What is asked: Find every line in the records below that contains the word "Cambó", and copy each such line.

Data excerpts:
______

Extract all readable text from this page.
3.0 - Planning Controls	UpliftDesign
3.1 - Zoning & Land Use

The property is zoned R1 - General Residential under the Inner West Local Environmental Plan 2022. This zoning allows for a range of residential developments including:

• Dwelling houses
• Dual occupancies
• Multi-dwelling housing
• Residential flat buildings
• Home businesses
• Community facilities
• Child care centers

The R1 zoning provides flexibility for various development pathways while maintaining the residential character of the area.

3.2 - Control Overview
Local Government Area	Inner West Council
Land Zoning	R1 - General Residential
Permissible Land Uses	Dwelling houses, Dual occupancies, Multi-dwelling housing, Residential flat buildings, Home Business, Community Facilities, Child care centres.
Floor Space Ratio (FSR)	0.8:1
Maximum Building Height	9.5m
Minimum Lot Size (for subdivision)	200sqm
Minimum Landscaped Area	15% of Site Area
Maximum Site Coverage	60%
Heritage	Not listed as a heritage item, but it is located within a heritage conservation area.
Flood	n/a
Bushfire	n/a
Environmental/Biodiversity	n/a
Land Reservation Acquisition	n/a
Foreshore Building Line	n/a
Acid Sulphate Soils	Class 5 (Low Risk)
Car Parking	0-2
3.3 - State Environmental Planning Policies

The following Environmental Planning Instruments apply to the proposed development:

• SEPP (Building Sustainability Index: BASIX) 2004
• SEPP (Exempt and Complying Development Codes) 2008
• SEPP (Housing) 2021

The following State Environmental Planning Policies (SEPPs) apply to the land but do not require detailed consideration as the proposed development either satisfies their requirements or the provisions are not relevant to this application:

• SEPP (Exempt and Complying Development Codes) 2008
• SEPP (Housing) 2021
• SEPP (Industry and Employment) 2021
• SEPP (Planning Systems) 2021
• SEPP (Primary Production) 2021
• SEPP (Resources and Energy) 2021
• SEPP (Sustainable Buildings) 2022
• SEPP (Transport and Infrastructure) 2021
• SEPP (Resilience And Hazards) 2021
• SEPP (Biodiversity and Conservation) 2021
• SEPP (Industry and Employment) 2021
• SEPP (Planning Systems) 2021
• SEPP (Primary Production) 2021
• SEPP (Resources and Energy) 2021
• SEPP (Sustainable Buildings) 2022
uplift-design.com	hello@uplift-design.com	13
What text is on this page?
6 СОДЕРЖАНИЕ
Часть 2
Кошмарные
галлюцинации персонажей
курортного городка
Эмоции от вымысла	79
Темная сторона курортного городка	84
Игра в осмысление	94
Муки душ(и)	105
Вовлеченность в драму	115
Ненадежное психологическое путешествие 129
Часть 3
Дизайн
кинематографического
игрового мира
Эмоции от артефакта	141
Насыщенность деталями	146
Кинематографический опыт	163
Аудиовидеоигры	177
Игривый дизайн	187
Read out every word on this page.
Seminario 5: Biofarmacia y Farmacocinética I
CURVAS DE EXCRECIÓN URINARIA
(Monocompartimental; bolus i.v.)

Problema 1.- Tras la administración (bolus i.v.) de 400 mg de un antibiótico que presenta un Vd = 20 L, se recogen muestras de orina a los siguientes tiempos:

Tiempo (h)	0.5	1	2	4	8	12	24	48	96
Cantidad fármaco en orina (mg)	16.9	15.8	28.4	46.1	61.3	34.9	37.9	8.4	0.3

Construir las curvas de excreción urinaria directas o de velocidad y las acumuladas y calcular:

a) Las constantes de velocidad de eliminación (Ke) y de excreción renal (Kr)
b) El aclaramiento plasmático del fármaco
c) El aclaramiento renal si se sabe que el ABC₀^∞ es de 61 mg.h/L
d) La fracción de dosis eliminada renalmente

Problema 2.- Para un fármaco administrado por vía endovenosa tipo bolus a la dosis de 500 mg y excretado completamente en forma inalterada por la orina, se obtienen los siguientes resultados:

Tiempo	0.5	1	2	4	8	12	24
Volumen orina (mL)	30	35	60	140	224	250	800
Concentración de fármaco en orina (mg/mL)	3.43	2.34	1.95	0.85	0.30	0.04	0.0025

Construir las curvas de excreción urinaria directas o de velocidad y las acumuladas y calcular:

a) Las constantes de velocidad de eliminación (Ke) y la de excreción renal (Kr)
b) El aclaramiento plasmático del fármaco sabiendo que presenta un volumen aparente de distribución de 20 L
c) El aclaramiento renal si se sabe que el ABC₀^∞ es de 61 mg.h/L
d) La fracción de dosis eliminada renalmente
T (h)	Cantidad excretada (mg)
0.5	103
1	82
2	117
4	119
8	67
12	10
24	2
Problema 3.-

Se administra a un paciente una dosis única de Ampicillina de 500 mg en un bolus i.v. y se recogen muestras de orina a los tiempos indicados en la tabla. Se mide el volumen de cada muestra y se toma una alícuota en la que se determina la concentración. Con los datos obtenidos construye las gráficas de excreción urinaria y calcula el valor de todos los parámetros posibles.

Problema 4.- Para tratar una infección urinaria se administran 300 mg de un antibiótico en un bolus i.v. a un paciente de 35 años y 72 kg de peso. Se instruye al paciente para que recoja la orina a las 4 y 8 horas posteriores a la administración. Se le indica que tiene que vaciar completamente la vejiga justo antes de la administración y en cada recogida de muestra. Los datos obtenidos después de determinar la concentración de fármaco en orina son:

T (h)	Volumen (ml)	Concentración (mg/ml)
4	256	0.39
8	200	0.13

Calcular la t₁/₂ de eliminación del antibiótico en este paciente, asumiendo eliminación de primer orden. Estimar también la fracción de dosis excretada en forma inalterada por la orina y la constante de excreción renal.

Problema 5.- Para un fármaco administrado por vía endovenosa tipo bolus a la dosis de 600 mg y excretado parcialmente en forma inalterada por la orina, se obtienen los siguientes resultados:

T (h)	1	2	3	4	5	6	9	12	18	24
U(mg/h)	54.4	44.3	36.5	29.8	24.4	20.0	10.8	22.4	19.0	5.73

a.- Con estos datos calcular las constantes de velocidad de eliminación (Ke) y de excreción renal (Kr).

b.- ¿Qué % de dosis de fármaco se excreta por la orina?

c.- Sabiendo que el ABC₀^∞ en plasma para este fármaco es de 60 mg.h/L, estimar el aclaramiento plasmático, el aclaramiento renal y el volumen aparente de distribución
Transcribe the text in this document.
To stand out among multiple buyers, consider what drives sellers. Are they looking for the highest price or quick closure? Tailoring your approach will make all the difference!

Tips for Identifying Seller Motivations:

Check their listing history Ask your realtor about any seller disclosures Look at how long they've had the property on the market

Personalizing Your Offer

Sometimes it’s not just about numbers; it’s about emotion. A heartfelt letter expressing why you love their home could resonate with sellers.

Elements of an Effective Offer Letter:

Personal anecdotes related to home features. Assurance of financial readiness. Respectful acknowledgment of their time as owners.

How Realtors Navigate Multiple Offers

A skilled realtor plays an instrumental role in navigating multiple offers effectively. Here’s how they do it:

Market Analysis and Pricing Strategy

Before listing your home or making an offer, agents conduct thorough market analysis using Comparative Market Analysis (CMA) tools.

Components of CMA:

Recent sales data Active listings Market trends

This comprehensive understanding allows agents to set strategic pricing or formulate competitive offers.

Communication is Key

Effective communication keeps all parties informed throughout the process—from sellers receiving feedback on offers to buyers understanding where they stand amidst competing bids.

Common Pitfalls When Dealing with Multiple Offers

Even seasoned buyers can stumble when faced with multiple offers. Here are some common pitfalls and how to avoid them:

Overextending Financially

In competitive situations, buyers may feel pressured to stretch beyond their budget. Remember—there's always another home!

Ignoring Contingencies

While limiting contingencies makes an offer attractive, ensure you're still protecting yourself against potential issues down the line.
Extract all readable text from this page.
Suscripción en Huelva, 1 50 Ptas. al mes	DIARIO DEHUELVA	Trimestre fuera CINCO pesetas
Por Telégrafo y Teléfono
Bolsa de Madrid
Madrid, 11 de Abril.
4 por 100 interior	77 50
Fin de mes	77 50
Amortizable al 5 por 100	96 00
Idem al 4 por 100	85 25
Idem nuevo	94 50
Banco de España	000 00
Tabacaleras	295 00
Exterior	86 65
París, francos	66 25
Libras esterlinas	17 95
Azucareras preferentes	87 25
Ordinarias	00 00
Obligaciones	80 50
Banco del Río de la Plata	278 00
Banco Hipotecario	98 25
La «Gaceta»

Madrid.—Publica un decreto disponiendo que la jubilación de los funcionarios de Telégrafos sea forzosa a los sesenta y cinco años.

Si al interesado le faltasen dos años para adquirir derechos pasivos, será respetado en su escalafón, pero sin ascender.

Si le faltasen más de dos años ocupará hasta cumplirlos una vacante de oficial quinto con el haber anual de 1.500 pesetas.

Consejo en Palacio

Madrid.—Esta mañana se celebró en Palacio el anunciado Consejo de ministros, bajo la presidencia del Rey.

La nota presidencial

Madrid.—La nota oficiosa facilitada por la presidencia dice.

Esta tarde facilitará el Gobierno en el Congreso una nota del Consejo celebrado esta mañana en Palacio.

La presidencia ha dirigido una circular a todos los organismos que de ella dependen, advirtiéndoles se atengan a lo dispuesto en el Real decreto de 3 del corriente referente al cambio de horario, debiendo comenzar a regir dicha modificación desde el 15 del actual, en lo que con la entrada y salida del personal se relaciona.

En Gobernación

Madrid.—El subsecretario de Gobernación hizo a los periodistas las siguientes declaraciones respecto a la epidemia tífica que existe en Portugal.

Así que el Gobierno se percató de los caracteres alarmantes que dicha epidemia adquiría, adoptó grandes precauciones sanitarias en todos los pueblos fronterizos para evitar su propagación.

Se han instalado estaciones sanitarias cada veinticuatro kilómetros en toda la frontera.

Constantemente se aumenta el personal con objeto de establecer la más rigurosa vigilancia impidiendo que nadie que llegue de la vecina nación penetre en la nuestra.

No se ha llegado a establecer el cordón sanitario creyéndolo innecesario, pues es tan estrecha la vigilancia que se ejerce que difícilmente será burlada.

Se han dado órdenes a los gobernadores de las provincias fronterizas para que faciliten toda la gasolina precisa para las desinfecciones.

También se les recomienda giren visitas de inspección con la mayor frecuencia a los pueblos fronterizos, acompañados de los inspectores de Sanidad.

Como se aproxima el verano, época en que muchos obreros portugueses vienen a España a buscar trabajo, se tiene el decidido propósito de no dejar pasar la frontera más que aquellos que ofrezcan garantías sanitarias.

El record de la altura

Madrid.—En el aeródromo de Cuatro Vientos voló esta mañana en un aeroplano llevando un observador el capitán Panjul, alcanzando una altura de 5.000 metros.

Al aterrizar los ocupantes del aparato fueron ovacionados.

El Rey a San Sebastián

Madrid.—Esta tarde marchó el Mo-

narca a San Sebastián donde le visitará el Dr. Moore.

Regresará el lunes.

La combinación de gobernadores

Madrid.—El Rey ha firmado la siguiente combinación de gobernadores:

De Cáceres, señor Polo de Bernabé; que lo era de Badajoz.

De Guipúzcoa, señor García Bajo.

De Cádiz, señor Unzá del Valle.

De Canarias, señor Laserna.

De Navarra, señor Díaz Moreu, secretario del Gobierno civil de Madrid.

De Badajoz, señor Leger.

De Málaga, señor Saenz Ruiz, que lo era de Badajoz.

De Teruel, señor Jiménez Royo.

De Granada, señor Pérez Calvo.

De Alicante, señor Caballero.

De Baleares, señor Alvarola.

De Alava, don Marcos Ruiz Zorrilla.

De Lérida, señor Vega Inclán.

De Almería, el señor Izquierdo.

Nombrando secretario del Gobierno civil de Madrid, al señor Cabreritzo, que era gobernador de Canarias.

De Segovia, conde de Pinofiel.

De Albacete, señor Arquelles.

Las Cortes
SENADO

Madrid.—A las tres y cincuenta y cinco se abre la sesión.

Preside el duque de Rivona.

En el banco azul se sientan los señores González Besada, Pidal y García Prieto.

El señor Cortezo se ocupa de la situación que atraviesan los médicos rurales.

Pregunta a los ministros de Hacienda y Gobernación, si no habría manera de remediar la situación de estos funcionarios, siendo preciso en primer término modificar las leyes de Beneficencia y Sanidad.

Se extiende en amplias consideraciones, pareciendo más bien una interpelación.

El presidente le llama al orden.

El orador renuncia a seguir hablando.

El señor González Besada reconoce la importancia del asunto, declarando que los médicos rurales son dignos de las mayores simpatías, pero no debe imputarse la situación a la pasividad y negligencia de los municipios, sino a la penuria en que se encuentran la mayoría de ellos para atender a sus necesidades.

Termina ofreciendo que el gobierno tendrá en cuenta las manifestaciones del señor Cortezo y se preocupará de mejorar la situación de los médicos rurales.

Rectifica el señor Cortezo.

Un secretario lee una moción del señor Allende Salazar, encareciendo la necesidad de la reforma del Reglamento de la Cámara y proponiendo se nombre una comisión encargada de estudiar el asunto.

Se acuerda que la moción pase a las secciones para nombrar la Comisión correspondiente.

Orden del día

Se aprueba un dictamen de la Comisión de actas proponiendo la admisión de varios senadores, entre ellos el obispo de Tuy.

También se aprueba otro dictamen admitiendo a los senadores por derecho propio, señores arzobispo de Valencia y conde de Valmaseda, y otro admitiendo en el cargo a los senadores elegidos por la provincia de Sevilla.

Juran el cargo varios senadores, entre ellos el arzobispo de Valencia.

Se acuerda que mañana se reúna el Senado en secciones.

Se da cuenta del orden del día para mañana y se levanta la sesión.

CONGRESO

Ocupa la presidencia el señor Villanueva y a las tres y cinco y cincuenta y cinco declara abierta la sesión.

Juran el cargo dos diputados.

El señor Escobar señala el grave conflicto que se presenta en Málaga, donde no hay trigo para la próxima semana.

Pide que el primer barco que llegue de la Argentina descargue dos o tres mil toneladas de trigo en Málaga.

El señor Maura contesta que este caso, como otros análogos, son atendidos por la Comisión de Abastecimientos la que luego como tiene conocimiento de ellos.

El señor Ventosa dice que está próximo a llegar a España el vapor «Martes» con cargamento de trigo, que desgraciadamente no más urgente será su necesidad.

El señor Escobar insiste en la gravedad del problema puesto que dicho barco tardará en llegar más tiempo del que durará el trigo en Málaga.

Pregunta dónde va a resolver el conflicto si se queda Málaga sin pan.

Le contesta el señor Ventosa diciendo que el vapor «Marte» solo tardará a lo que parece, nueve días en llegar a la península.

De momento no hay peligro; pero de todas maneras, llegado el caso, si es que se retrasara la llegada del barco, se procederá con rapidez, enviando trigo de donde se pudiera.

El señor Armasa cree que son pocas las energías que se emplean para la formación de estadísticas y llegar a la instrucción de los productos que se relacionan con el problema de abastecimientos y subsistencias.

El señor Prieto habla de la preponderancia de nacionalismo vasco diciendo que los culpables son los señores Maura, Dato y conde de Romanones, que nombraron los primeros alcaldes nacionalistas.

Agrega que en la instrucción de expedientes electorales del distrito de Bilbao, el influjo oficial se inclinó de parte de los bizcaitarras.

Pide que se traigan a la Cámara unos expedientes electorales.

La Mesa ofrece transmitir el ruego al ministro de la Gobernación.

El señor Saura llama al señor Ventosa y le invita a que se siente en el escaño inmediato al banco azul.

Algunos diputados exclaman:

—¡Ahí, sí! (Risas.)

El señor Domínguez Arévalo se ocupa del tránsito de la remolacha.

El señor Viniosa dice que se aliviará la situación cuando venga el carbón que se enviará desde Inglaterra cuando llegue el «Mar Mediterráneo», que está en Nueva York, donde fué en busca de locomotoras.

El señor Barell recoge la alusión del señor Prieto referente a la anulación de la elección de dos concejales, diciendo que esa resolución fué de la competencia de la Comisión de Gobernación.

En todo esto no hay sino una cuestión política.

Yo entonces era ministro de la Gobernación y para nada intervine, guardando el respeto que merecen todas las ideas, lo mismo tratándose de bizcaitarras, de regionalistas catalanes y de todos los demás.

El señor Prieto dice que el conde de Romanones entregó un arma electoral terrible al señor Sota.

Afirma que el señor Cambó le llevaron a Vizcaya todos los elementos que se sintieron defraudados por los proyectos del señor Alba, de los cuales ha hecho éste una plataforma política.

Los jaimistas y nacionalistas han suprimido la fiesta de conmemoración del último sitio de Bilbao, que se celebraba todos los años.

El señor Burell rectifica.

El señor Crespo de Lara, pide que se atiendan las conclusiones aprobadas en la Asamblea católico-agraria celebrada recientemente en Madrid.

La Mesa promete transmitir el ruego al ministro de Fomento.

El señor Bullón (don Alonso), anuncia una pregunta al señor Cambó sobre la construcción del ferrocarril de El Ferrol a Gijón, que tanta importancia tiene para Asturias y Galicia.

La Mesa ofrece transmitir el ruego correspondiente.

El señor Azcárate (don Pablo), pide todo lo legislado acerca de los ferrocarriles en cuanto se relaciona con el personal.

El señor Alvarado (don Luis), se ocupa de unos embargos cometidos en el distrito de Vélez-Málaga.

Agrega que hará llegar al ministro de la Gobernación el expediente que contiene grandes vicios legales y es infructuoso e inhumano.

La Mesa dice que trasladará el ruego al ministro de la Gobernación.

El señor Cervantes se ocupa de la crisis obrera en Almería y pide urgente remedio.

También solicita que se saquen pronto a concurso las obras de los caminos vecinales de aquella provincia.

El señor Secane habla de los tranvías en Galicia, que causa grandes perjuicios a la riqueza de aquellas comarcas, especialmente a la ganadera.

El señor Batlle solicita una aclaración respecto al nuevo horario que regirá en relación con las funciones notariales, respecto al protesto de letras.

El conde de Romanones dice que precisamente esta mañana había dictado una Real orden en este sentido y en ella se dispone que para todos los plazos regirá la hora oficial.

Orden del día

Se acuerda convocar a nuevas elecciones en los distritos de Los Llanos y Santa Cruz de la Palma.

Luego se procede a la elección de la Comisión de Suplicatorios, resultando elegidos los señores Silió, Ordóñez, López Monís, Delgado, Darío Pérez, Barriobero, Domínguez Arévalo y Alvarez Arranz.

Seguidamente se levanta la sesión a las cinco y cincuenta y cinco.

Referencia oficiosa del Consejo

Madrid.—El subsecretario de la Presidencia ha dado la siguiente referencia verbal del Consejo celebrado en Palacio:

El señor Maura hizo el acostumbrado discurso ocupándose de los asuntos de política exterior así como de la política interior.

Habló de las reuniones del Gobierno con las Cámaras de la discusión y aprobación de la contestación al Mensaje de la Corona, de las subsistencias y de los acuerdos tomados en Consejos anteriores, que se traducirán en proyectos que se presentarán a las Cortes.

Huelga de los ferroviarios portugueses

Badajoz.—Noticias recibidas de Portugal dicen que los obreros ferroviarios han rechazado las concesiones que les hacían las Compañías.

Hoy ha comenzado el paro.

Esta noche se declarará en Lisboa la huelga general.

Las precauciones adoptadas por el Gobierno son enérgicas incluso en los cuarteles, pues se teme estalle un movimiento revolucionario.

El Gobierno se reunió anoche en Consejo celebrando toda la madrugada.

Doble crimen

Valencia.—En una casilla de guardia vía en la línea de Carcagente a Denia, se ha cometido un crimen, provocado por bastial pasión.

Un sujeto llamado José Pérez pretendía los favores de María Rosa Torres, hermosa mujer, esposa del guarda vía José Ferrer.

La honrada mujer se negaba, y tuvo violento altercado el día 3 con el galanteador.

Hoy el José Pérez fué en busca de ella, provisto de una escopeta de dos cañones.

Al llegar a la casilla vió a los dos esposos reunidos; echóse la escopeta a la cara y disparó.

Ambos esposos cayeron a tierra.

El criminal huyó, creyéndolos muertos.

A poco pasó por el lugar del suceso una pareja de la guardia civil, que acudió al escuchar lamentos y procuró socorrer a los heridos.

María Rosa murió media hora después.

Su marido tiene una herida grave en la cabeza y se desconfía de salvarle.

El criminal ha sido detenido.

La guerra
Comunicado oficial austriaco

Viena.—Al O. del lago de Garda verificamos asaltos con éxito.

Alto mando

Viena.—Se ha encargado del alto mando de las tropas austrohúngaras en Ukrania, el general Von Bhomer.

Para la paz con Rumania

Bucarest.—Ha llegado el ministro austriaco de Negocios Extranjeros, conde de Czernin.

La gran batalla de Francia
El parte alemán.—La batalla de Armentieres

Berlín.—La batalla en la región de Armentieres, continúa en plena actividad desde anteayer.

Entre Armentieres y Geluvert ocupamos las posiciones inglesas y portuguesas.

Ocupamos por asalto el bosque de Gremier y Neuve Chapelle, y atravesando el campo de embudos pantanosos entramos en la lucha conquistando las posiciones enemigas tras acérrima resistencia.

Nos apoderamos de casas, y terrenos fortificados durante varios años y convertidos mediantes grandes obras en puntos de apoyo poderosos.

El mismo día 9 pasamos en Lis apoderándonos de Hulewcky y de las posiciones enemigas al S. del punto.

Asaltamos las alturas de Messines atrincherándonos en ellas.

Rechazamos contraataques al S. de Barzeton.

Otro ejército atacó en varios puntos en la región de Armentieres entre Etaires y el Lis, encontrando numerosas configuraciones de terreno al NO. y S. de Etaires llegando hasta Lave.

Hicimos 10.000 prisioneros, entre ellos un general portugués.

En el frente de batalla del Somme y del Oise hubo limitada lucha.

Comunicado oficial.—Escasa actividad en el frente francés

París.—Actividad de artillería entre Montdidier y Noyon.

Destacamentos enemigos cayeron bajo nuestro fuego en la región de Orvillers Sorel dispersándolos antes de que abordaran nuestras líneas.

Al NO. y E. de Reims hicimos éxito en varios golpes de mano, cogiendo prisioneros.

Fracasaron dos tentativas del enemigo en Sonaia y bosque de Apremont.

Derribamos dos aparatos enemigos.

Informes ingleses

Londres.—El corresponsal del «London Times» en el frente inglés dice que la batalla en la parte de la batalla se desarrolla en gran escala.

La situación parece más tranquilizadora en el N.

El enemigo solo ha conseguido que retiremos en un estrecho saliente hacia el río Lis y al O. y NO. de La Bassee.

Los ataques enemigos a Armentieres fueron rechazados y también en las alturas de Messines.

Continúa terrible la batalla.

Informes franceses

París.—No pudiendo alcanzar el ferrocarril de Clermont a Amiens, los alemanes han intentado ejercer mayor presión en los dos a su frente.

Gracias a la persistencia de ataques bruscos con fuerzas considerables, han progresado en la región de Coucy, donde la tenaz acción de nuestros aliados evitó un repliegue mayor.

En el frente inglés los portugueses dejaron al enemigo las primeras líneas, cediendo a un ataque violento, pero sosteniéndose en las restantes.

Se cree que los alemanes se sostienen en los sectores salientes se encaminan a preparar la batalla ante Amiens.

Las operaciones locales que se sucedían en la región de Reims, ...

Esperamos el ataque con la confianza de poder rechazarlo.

______

Written solution:
Afirma que el señor Cambó le llevaron a Vizcaya todos los elementos que se sintieron defraudados por los proyectos del señor Alba, de los cuales ha hecho éste una plataforma política.
El señor Bullón (don Alonso), anuncia una pregunta al señor Cambó sobre la construcción del ferrocarril de El Ferrol a Gijón, que tanta importancia tiene para Asturias y Galicia.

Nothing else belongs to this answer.